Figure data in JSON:
※ ※ ※
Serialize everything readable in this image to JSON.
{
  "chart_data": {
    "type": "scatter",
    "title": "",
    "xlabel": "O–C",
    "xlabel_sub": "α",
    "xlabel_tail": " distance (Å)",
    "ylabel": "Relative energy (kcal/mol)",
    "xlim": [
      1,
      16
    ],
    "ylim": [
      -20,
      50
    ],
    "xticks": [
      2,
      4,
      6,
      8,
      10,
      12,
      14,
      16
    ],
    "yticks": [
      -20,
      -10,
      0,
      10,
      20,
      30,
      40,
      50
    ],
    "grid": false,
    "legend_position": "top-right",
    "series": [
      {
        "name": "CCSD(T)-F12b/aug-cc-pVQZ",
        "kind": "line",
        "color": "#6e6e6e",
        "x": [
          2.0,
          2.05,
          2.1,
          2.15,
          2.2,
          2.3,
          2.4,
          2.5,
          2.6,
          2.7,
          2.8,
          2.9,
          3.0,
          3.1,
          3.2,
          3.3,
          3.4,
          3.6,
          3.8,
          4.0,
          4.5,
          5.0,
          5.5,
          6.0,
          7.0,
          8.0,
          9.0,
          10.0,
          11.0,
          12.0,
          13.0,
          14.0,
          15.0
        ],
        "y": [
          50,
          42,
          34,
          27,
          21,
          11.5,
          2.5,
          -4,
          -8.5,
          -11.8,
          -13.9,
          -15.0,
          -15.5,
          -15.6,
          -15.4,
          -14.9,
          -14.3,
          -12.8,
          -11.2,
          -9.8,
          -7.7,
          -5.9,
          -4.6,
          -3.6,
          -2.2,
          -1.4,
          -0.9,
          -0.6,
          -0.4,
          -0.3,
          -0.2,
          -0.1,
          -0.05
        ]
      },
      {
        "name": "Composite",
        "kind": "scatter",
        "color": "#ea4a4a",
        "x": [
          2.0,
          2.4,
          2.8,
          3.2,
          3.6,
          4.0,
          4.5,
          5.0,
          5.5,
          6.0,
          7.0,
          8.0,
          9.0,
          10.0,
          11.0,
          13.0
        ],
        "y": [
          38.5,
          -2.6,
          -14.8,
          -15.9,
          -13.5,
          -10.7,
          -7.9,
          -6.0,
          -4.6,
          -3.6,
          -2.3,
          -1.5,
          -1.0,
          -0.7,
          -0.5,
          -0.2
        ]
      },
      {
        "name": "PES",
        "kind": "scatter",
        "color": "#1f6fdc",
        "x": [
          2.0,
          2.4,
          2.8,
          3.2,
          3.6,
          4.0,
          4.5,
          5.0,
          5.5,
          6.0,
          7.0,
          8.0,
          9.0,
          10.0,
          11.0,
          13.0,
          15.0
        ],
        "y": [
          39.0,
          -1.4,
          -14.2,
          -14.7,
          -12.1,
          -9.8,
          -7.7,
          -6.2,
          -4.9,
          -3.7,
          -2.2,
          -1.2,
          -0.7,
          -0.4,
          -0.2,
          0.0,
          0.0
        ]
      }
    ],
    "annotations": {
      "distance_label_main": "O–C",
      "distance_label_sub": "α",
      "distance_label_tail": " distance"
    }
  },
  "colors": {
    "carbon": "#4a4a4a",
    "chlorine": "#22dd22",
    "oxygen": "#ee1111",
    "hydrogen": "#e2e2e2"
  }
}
※ ※ ※
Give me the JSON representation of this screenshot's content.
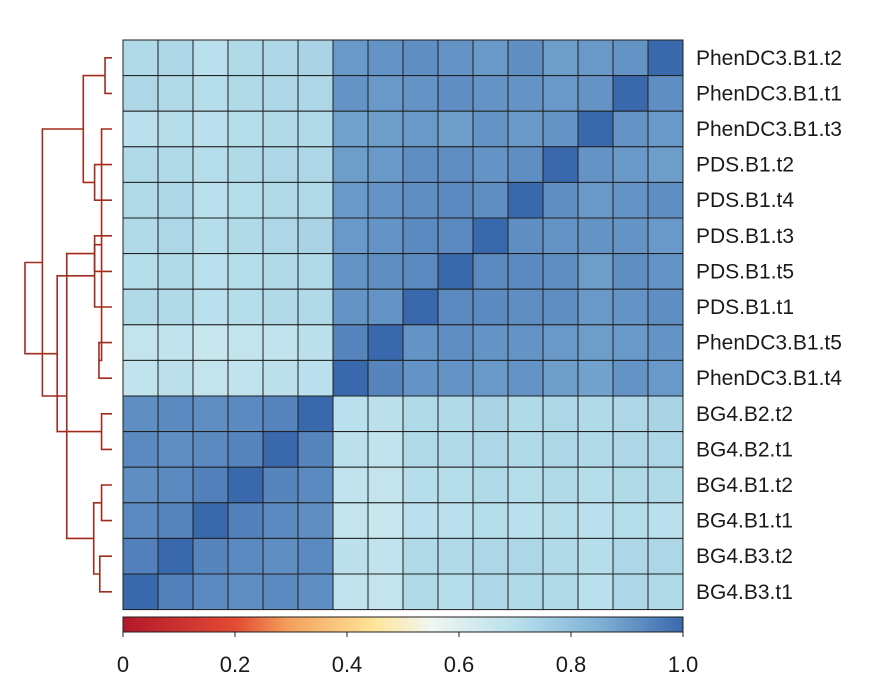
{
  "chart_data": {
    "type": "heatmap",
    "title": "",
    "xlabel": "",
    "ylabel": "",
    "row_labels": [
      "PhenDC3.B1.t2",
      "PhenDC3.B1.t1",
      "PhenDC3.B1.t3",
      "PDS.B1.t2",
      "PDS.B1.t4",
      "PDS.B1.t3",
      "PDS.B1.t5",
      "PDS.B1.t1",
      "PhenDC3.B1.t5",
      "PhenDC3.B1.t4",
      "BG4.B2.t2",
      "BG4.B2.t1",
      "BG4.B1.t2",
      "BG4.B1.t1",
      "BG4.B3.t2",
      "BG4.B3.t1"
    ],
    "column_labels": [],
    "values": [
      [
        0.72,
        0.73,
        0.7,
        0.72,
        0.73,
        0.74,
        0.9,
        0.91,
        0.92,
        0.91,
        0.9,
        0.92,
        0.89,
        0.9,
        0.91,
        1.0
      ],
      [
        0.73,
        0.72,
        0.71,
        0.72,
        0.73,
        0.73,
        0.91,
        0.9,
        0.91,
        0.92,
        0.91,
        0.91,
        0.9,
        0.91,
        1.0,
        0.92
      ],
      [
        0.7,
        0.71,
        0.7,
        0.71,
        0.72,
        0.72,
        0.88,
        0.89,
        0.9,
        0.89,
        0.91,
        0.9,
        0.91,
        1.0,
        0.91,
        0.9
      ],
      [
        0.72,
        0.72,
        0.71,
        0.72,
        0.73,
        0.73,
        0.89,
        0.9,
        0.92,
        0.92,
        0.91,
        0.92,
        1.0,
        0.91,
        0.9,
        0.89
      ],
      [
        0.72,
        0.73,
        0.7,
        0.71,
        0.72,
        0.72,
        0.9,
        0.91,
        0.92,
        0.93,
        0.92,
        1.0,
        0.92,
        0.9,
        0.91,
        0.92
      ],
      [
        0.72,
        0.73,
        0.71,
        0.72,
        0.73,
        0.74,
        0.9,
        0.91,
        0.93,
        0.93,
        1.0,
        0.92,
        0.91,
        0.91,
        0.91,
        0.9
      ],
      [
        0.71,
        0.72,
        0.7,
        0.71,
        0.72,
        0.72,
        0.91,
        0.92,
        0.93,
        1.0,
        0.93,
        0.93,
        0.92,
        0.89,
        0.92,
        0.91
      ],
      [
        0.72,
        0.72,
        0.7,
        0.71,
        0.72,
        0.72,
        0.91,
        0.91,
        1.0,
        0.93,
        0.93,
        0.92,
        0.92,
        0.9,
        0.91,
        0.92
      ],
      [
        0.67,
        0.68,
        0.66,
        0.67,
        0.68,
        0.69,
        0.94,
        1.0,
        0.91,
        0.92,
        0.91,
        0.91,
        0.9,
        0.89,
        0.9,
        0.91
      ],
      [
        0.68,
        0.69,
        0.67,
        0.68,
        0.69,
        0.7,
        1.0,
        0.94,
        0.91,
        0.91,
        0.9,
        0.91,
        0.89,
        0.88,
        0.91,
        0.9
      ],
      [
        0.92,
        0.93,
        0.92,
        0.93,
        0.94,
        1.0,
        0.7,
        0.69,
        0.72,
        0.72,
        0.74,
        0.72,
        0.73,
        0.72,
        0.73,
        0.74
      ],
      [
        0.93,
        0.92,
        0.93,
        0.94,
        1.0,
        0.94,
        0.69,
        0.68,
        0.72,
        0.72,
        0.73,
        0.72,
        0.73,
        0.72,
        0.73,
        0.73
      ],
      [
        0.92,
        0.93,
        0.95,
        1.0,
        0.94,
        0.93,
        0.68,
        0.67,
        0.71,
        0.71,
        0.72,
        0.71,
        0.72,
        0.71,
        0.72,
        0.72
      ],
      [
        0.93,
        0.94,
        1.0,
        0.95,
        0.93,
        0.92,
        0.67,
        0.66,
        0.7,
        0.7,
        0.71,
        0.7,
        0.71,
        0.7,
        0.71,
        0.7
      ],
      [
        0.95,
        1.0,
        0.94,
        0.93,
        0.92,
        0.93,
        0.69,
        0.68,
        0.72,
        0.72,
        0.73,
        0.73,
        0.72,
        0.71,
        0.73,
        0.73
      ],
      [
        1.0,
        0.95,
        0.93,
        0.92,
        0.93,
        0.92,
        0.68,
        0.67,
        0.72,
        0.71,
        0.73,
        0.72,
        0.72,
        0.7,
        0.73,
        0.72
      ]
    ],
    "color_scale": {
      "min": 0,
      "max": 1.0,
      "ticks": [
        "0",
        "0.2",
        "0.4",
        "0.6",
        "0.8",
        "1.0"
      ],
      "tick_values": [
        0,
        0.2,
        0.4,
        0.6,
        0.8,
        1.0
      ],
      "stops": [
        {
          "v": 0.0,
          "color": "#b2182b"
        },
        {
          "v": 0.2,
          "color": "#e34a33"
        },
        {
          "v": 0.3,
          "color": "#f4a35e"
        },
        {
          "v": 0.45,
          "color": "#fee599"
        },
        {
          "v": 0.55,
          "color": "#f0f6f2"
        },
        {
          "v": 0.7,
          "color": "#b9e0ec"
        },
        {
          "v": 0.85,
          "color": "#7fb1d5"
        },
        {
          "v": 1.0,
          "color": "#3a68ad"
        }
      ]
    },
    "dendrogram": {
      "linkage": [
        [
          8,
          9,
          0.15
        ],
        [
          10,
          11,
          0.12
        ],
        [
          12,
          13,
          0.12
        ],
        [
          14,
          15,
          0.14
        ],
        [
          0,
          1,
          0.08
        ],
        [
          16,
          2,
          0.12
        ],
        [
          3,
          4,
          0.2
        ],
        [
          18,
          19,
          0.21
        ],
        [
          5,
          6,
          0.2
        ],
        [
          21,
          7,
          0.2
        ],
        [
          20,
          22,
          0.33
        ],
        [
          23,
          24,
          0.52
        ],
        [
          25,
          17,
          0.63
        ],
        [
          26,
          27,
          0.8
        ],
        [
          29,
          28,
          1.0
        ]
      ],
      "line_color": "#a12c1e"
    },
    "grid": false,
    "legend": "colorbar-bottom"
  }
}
※ ※ ※
Return every line from the records above that holds the word "this".

Serialize everything readable in this image to JSON.
Give me the JSON representation of this screenshot's content.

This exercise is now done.